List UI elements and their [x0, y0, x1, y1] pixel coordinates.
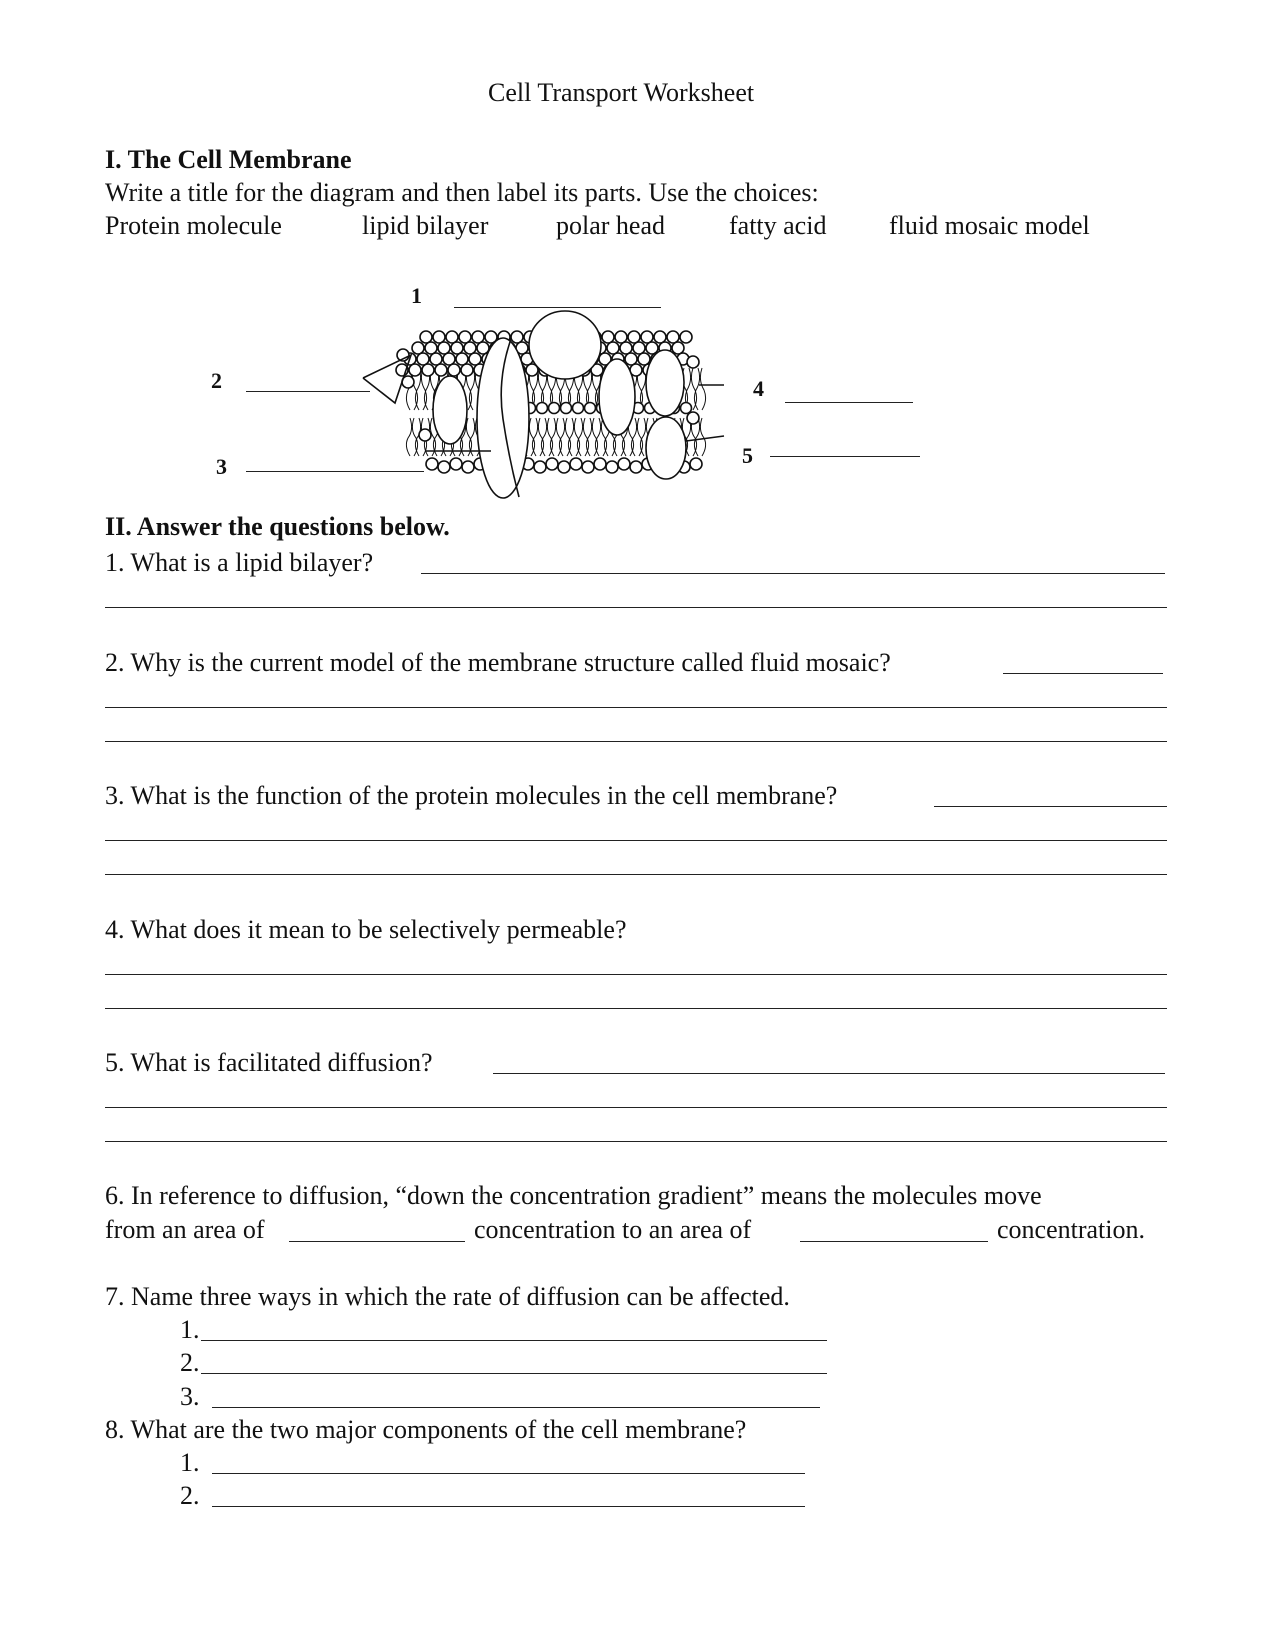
- answer-line[interactable]: [1003, 673, 1163, 674]
- question-3: 3. What is the function of the protein molecules in the cell membrane?: [105, 781, 838, 810]
- answer-line[interactable]: [105, 607, 1167, 608]
- list-item-number: 1.: [180, 1315, 200, 1344]
- choice-protein-molecule: Protein molecule: [105, 211, 282, 240]
- choice-polar-head: polar head: [556, 211, 666, 240]
- answer-line[interactable]: [105, 707, 1167, 708]
- choice-fatty-acid: fatty acid: [729, 211, 827, 240]
- diagram-label-3: 3: [216, 454, 227, 479]
- question-4: 4. What does it mean to be selectively permeable?: [105, 915, 627, 944]
- answer-line[interactable]: [934, 806, 1167, 807]
- answer-line[interactable]: [493, 1073, 1165, 1074]
- answer-line[interactable]: [105, 1141, 1167, 1142]
- question-5: 5. What is facilitated diffusion?: [105, 1048, 433, 1077]
- answer-line[interactable]: [800, 1241, 988, 1242]
- question-2: 2. Why is the current model of the membrane structure called fluid mosaic?: [105, 648, 891, 677]
- diagram-label-4: 4: [753, 376, 764, 401]
- list-item-number: 3.: [180, 1382, 200, 1411]
- answer-line[interactable]: [212, 1506, 805, 1507]
- answer-line[interactable]: [105, 1107, 1167, 1108]
- diagram-label-2: 2: [211, 368, 222, 393]
- diagram-label-5: 5: [742, 443, 753, 468]
- answer-line[interactable]: [212, 1473, 805, 1474]
- question-7: 7. Name three ways in which the rate of diffusion can be affected.: [105, 1282, 790, 1311]
- answer-line[interactable]: [201, 1373, 827, 1374]
- answer-line[interactable]: [201, 1340, 827, 1341]
- answer-line[interactable]: [105, 974, 1167, 975]
- cell-membrane-diagram: [0, 0, 1275, 520]
- section-1-heading: I. The Cell Membrane: [105, 145, 352, 174]
- question-1: 1. What is a lipid bilayer?: [105, 548, 374, 577]
- list-item-number: 1.: [180, 1448, 200, 1477]
- question-6-middle: concentration to an area of: [474, 1215, 752, 1244]
- diagram-label-1: 1: [411, 283, 422, 308]
- section-2-heading: II. Answer the questions below.: [105, 512, 450, 541]
- question-6-end: concentration.: [997, 1215, 1145, 1244]
- answer-line[interactable]: [289, 1241, 465, 1242]
- answer-line[interactable]: [105, 874, 1167, 875]
- question-6: 6. In reference to diffusion, “down the concentration gradient” means the molecules move: [105, 1181, 1042, 1210]
- answer-line[interactable]: [105, 741, 1167, 742]
- question-8: 8. What are the two major components of the cell membrane?: [105, 1415, 747, 1444]
- question-6-from: from an area of: [105, 1215, 265, 1244]
- section-1-instructions: Write a title for the diagram and then label its parts. Use the choices:: [105, 178, 819, 207]
- list-item-number: 2.: [180, 1348, 200, 1377]
- page-title: Cell Transport Worksheet: [488, 78, 755, 107]
- choice-lipid-bilayer: lipid bilayer: [362, 211, 489, 240]
- answer-line[interactable]: [212, 1407, 820, 1408]
- answer-line[interactable]: [105, 1008, 1167, 1009]
- choice-fluid-mosaic-model: fluid mosaic model: [889, 211, 1090, 240]
- answer-line[interactable]: [421, 573, 1165, 574]
- answer-line[interactable]: [105, 840, 1167, 841]
- list-item-number: 2.: [180, 1481, 200, 1510]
^^^^^^^^
What you need to do: Print every record above exactly, with no pictures.

Problem solution:
List UI elements and their [x0, y0, x1, y1] pixel coordinates.
- answer-line[interactable]: [1003, 673, 1163, 674]
- question-3: 3. What is the function of the protein molecules in the cell membrane?: [105, 781, 838, 810]
- answer-line[interactable]: [105, 607, 1167, 608]
- list-item-number: 1.: [180, 1315, 200, 1344]
- choice-protein-molecule: Protein molecule: [105, 211, 282, 240]
- choice-polar-head: polar head: [556, 211, 666, 240]
- answer-line[interactable]: [105, 707, 1167, 708]
- choice-fatty-acid: fatty acid: [729, 211, 827, 240]
- diagram-label-3: 3: [216, 454, 227, 479]
- question-4: 4. What does it mean to be selectively permeable?: [105, 915, 627, 944]
- answer-line[interactable]: [934, 806, 1167, 807]
- answer-line[interactable]: [493, 1073, 1165, 1074]
- answer-line[interactable]: [105, 1141, 1167, 1142]
- question-5: 5. What is facilitated diffusion?: [105, 1048, 433, 1077]
- answer-line[interactable]: [800, 1241, 988, 1242]
- question-2: 2. Why is the current model of the membrane structure called fluid mosaic?: [105, 648, 891, 677]
- diagram-label-4: 4: [753, 376, 764, 401]
- list-item-number: 3.: [180, 1382, 200, 1411]
- answer-line[interactable]: [212, 1506, 805, 1507]
- answer-line[interactable]: [105, 1107, 1167, 1108]
- diagram-label-2: 2: [211, 368, 222, 393]
- diagram-label-5: 5: [742, 443, 753, 468]
- answer-line[interactable]: [212, 1473, 805, 1474]
- question-7: 7. Name three ways in which the rate of diffusion can be affected.: [105, 1282, 790, 1311]
- answer-line[interactable]: [201, 1373, 827, 1374]
- answer-line[interactable]: [201, 1340, 827, 1341]
- answer-line[interactable]: [105, 974, 1167, 975]
- cell-membrane-diagram: [0, 0, 1275, 520]
- section-1-heading: I. The Cell Membrane: [105, 145, 352, 174]
- question-1: 1. What is a lipid bilayer?: [105, 548, 374, 577]
- list-item-number: 1.: [180, 1448, 200, 1477]
- question-6-middle: concentration to an area of: [474, 1215, 752, 1244]
- diagram-label-1: 1: [411, 283, 422, 308]
- section-2-heading: II. Answer the questions below.: [105, 512, 450, 541]
- question-6-end: concentration.: [997, 1215, 1145, 1244]
- answer-line[interactable]: [289, 1241, 465, 1242]
- answer-line[interactable]: [105, 874, 1167, 875]
- question-6: 6. In reference to diffusion, “down the concentration gradient” means the molecules move: [105, 1181, 1042, 1210]
- answer-line[interactable]: [105, 741, 1167, 742]
- question-8: 8. What are the two major components of the cell membrane?: [105, 1415, 747, 1444]
- question-6-from: from an area of: [105, 1215, 265, 1244]
- section-1-instructions: Write a title for the diagram and then label its parts. Use the choices:: [105, 178, 819, 207]
- list-item-number: 2.: [180, 1348, 200, 1377]
- page-title: Cell Transport Worksheet: [488, 78, 755, 107]
- choice-lipid-bilayer: lipid bilayer: [362, 211, 489, 240]
- answer-line[interactable]: [212, 1407, 820, 1408]
- answer-line[interactable]: [105, 1008, 1167, 1009]
- choice-fluid-mosaic-model: fluid mosaic model: [889, 211, 1090, 240]
- answer-line[interactable]: [421, 573, 1165, 574]
- answer-line[interactable]: [105, 840, 1167, 841]
- list-item-number: 2.: [180, 1481, 200, 1510]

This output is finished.